[Records from a data source]
┄┄┄┄┄┄┄┄┄┄

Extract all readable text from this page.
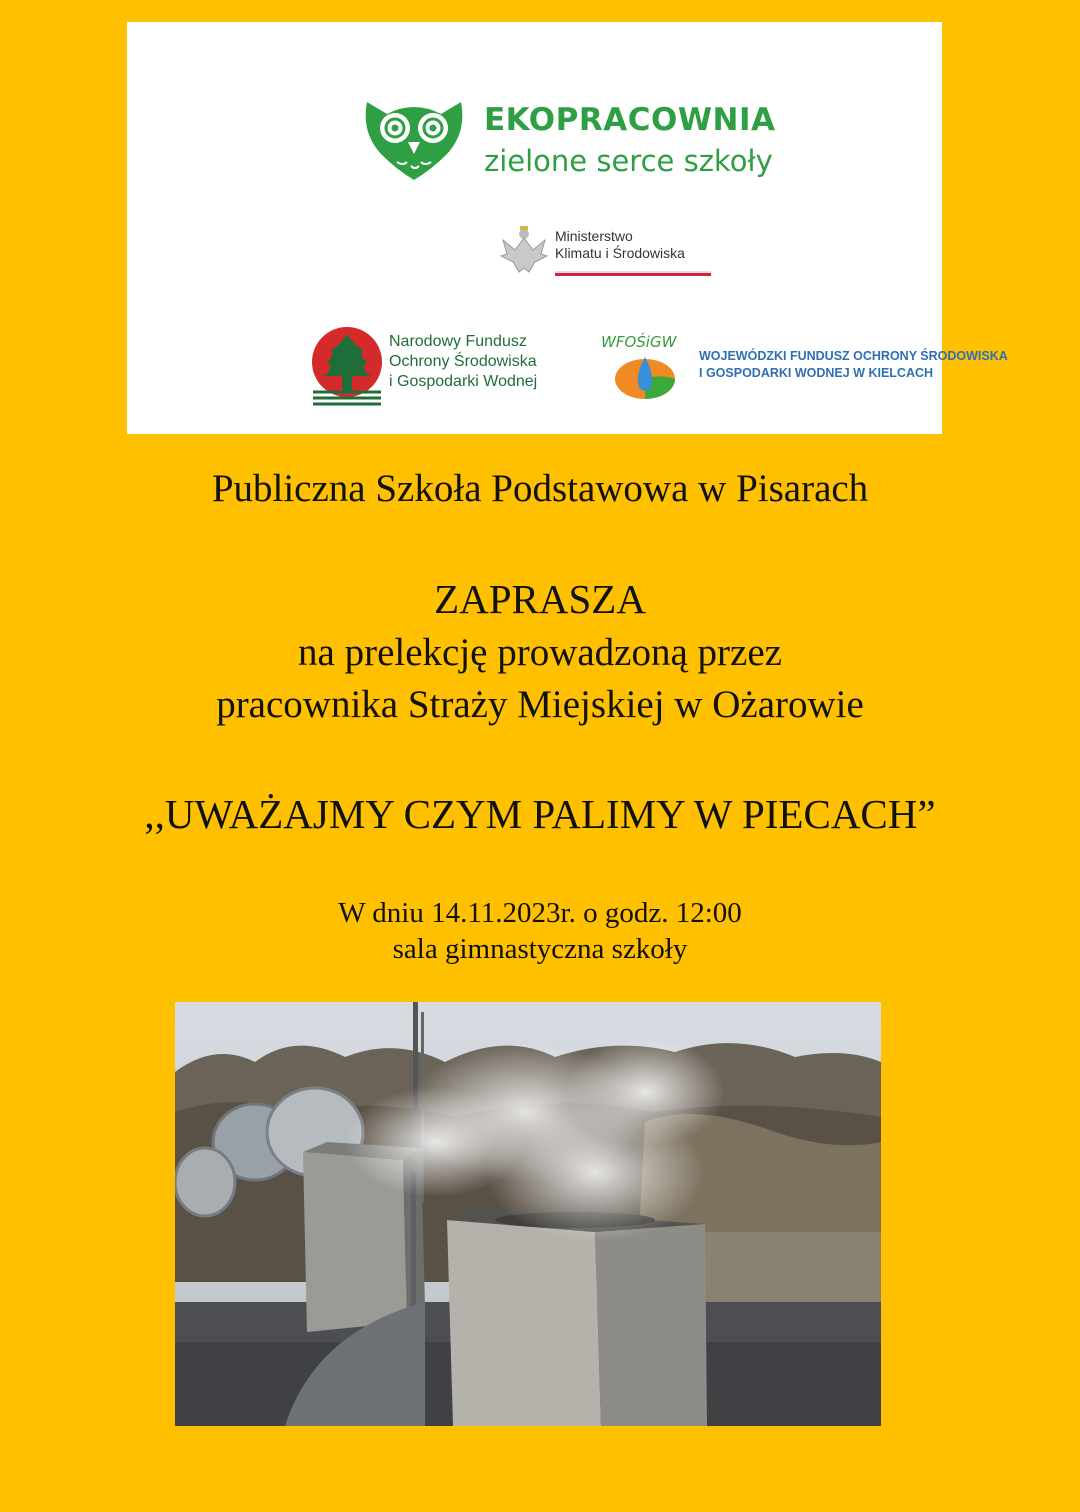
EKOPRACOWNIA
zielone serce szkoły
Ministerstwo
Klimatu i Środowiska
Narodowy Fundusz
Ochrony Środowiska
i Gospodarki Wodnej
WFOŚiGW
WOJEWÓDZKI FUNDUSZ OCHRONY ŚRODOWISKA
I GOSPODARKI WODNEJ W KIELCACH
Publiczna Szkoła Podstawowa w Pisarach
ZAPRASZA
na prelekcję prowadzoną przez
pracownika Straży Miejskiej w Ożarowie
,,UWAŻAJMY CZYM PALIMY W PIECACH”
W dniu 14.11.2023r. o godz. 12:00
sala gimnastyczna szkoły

┄┄┄┄┄┄┄┄┄┄

TO BE DONE: Copy the records exactly as they appear, excluding images.

THE SOLUTION:
Extract all readable text from this page.
EKOPRACOWNIA
zielone serce szkoły
Ministerstwo
Klimatu i Środowiska
Narodowy Fundusz
Ochrony Środowiska
i Gospodarki Wodnej
WFOŚiGW
WOJEWÓDZKI FUNDUSZ OCHRONY ŚRODOWISKA
I GOSPODARKI WODNEJ W KIELCACH
Publiczna Szkoła Podstawowa w Pisarach
ZAPRASZA
na prelekcję prowadzoną przez
pracownika Straży Miejskiej w Ożarowie
,,UWAŻAJMY CZYM PALIMY W PIECACH”
W dniu 14.11.2023r. o godz. 12:00
sala gimnastyczna szkoły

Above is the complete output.